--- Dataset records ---
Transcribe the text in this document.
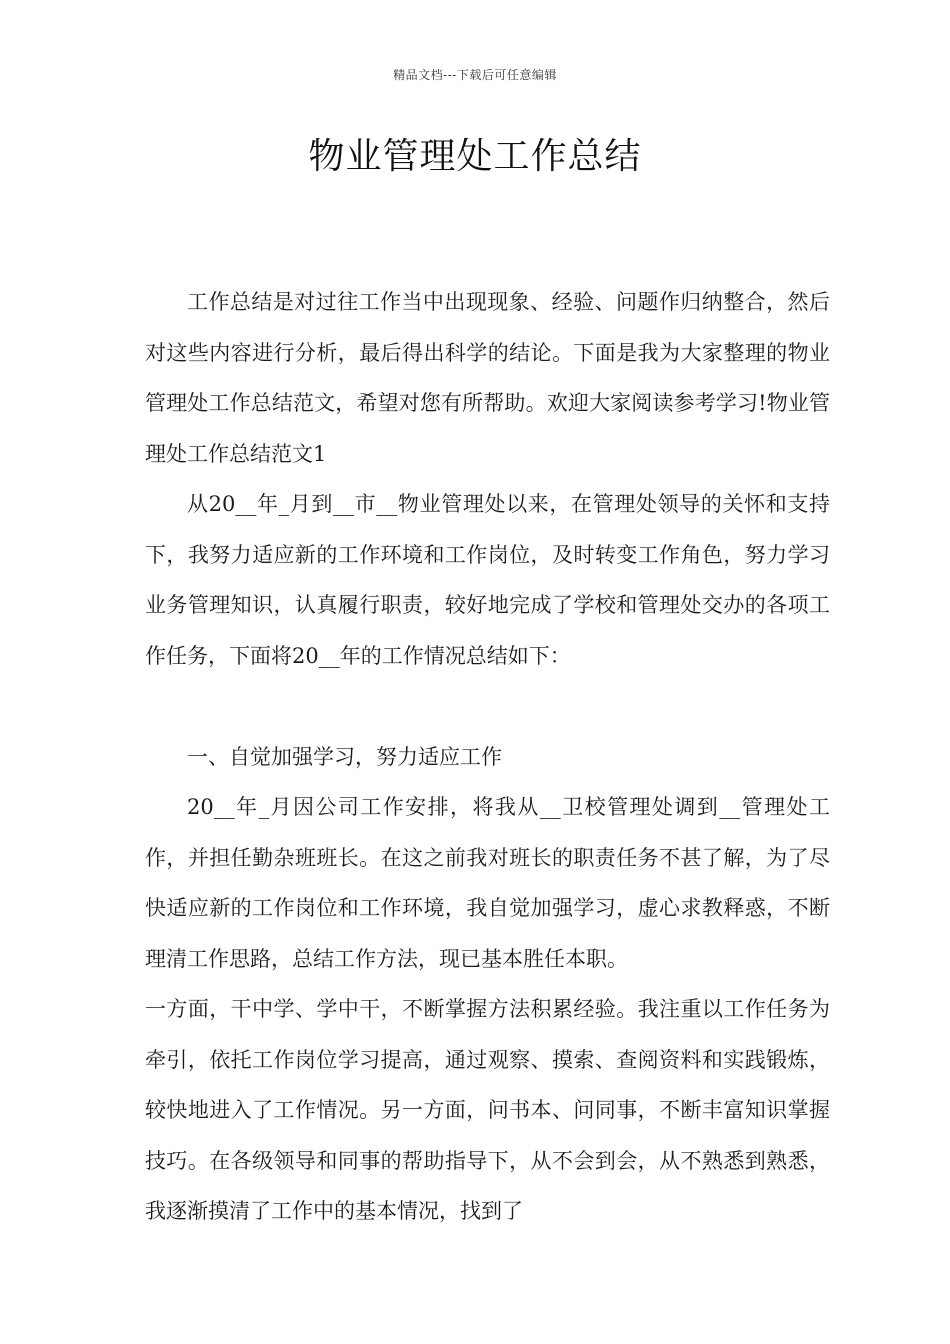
精品文档---下载后可任意编辑
物业管理处工作总结

工作总结是对过往工作当中出现现象、经验、问题作归纳整合，然后对这些内容进行分析，最后得出科学的结论。下面是我为大家整理的物业管理处工作总结范文，希望对您有所帮助。欢迎大家阅读参考学习!物业管理处工作总结范文1

从20__年_月到__市__物业管理处以来，在管理处领导的关怀和支持下，我努力适应新的工作环境和工作岗位，及时转变工作角色，努力学习业务管理知识，认真履行职责，较好地完成了学校和管理处交办的各项工作任务，下面将20__年的工作情况总结如下：

一、自觉加强学习，努力适应工作

20__年_月因公司工作安排，将我从__卫校管理处调到__管理处工作，并担任勤杂班班长。在这之前我对班长的职责任务不甚了解，为了尽快适应新的工作岗位和工作环境，我自觉加强学习，虚心求教释惑，不断理清工作思路，总结工作方法，现已基本胜任本职。

一方面，干中学、学中干，不断掌握方法积累经验。我注重以工作任务为牵引，依托工作岗位学习提高，通过观察、摸索、查阅资料和实践锻炼，较快地进入了工作情况。另一方面，问书本、问同事，不断丰富知识掌握技巧。在各级领导和同事的帮助指导下，从不会到会，从不熟悉到熟悉，我逐渐摸清了工作中的基本情况，找到了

--- Exercise objective ---
Retype everything in the material word for word, minus pictures.

--- Complete answer ---
Transcribe the text in this document.
精品文档---下载后可任意编辑
物业管理处工作总结

工作总结是对过往工作当中出现现象、经验、问题作归纳整合，然后对这些内容进行分析，最后得出科学的结论。下面是我为大家整理的物业管理处工作总结范文，希望对您有所帮助。欢迎大家阅读参考学习!物业管理处工作总结范文1

从20__年_月到__市__物业管理处以来，在管理处领导的关怀和支持下，我努力适应新的工作环境和工作岗位，及时转变工作角色，努力学习业务管理知识，认真履行职责，较好地完成了学校和管理处交办的各项工作任务，下面将20__年的工作情况总结如下：

一、自觉加强学习，努力适应工作

20__年_月因公司工作安排，将我从__卫校管理处调到__管理处工作，并担任勤杂班班长。在这之前我对班长的职责任务不甚了解，为了尽快适应新的工作岗位和工作环境，我自觉加强学习，虚心求教释惑，不断理清工作思路，总结工作方法，现已基本胜任本职。

一方面，干中学、学中干，不断掌握方法积累经验。我注重以工作任务为牵引，依托工作岗位学习提高，通过观察、摸索、查阅资料和实践锻炼，较快地进入了工作情况。另一方面，问书本、问同事，不断丰富知识掌握技巧。在各级领导和同事的帮助指导下，从不会到会，从不熟悉到熟悉，我逐渐摸清了工作中的基本情况，找到了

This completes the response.